§ Task statement: Using the listing below, report all lines holding the word "title".

§ Exercise materials:
===
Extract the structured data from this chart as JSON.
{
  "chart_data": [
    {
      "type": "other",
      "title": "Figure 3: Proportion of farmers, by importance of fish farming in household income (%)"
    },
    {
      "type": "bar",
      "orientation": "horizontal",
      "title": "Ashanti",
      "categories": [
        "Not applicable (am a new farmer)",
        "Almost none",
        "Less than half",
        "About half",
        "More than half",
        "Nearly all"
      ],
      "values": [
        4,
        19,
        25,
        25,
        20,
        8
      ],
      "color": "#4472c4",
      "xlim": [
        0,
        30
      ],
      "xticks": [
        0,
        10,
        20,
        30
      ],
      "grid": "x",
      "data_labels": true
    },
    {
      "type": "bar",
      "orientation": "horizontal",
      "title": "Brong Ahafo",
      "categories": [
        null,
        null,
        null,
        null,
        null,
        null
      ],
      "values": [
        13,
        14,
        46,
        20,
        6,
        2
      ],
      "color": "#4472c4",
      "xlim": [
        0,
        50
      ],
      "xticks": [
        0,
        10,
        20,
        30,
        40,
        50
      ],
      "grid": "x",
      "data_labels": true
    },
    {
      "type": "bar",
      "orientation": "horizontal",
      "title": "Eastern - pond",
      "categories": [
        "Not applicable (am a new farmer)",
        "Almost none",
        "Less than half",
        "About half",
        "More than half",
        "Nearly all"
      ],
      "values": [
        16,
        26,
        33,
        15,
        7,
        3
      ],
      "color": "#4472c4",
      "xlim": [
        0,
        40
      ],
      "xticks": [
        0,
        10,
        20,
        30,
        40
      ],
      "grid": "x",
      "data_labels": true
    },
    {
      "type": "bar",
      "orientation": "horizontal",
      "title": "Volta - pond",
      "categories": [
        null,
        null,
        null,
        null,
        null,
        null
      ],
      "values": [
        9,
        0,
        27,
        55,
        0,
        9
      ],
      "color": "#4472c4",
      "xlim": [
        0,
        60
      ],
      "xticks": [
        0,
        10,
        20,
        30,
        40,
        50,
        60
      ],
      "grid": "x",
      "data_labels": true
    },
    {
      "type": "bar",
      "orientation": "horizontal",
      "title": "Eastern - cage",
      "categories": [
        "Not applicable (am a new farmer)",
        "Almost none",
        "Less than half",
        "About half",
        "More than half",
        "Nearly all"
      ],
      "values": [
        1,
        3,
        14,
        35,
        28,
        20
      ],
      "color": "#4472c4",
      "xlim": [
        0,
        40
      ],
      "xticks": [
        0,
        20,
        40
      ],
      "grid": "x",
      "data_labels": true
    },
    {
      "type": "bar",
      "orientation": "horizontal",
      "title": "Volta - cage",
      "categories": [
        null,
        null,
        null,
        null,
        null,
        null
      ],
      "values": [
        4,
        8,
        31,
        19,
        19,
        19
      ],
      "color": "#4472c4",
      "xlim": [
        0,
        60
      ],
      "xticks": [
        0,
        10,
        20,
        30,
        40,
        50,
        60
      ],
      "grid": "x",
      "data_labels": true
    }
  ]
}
===
§ Result of this task:
      "title": "Figure 3: Proportion of farmers, by importance of fish farming in household income (%)"
      "title": "Ashanti",
      "title": "Brong Ahafo",
      "title": "Eastern - pond",
      "title": "Volta - pond",
      "title": "Eastern - cage",
      "title": "Volta - cage",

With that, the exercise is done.